## [Given problem]
Reproduce the records below exactly, leaving out any pictures.

## [Data for the task]
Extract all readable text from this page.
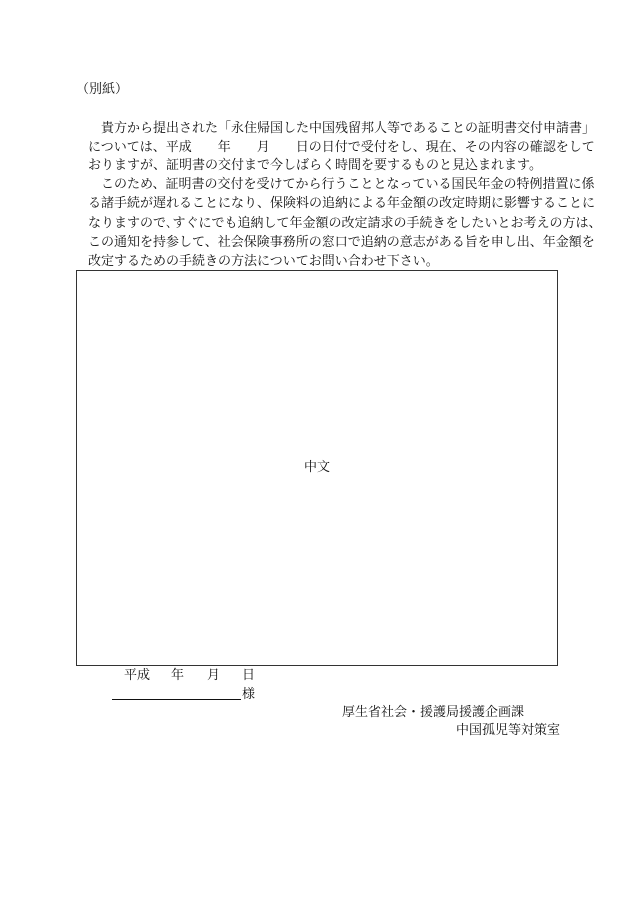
（別紙）
　貴方から提出された「永住帰国した中国残留邦人等であることの証明書交付申請書」
については、平成　　年　　月　　日の日付で受付をし、現在、その内容の確認をして
おりますが、証明書の交付まで今しばらく時間を要するものと見込まれます。
　このため、証明書の交付を受けてから行うこととなっている国民年金の特例措置に係
る諸手続が遅れることになり、保険料の追納による年金額の改定時期に影響することに
なりますので､すぐにでも追納して年金額の改定請求の手続きをしたいとお考えの方は、
この通知を持参して、社会保険事務所の窓口で追納の意志がある旨を申し出、年金額を
改定するための手続きの方法についてお問い合わせ下さい。
中文
平成 年 月 日
様
厚生省社会・援護局援護企画課
中国孤児等対策室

## [Output below]
Extract all readable text from this page.
（別紙）
　貴方から提出された「永住帰国した中国残留邦人等であることの証明書交付申請書」
については、平成　　年　　月　　日の日付で受付をし、現在、その内容の確認をして
おりますが、証明書の交付まで今しばらく時間を要するものと見込まれます。
　このため、証明書の交付を受けてから行うこととなっている国民年金の特例措置に係
る諸手続が遅れることになり、保険料の追納による年金額の改定時期に影響することに
なりますので､すぐにでも追納して年金額の改定請求の手続きをしたいとお考えの方は、
この通知を持参して、社会保険事務所の窓口で追納の意志がある旨を申し出、年金額を
改定するための手続きの方法についてお問い合わせ下さい。
中文
平成 年 月 日
様
厚生省社会・援護局援護企画課
中国孤児等対策室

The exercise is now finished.